## Your goal
Copy out each line featuring the string "best" from the entries beneath.

## Exercise input
_ _ _ _ _ _ _
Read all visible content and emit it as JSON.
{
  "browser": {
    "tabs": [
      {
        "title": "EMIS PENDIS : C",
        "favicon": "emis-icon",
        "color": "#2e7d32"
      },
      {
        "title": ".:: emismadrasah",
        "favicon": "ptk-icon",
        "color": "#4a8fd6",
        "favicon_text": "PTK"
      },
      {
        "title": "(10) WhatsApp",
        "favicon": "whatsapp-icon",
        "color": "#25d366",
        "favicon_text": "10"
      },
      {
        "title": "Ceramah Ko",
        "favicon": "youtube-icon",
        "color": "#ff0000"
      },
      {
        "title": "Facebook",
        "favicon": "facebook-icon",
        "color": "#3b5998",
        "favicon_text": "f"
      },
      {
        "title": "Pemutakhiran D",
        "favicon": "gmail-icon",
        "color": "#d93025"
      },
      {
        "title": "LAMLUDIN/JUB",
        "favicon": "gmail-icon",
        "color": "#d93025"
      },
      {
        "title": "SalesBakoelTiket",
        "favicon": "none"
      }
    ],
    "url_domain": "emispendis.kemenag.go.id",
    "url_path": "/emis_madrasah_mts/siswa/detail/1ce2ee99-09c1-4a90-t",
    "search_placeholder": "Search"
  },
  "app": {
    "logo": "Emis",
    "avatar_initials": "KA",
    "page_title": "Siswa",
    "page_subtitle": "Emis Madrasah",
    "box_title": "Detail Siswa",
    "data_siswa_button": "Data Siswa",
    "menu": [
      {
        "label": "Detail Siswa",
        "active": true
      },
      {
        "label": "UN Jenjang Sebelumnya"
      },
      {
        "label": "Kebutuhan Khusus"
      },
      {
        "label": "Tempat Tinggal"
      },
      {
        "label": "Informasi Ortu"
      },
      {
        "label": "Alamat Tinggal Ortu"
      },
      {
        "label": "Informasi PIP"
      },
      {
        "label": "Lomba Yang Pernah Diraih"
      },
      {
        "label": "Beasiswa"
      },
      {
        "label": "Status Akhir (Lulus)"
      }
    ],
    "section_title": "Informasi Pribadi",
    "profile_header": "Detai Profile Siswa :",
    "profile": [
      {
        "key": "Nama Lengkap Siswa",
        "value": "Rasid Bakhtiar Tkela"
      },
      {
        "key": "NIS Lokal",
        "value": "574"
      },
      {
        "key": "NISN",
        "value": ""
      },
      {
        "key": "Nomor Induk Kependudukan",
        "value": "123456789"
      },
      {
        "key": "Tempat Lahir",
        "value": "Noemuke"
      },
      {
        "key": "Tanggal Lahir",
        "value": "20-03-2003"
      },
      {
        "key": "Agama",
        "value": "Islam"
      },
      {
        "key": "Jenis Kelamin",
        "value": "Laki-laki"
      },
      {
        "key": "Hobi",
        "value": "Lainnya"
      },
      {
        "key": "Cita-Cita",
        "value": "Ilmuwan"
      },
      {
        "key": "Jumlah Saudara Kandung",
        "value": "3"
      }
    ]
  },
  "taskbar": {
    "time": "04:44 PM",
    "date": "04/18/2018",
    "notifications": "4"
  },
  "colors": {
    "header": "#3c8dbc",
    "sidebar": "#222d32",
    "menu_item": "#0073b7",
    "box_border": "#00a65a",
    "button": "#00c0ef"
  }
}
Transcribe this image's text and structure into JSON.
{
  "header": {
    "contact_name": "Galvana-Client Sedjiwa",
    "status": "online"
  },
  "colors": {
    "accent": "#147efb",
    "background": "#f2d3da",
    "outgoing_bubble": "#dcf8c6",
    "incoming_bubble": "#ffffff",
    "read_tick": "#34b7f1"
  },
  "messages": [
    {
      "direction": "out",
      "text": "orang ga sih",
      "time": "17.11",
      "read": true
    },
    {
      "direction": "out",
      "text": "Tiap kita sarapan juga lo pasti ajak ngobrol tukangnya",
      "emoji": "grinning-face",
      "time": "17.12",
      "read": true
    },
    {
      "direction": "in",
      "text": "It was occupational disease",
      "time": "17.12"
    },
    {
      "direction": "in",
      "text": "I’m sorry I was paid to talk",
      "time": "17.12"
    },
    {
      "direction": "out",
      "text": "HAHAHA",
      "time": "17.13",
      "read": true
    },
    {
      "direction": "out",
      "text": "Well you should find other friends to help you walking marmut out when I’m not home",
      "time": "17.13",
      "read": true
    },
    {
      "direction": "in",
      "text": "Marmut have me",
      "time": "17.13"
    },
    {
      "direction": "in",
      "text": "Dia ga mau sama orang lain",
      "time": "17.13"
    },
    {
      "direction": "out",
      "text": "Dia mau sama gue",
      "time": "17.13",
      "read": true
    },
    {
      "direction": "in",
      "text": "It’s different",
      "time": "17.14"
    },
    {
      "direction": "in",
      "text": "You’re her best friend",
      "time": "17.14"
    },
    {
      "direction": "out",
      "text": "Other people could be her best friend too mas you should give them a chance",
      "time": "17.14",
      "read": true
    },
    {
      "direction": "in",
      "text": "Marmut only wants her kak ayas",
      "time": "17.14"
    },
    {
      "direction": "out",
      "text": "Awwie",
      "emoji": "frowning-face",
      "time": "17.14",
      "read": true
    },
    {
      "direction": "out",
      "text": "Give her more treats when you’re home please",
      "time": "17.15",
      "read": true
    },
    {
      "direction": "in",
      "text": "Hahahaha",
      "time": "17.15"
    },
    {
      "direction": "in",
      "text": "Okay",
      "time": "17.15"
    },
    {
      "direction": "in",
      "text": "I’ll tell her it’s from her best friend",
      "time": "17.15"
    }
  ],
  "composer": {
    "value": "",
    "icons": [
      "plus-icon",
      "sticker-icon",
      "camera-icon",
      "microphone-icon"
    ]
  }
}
_ _ _ _ _ _ _
## Finished answer
      "text": "You’re her best friend",
      "text": "Other people could be her best friend too mas you should give them a chance",
      "text": "I’ll tell her it’s from her best friend",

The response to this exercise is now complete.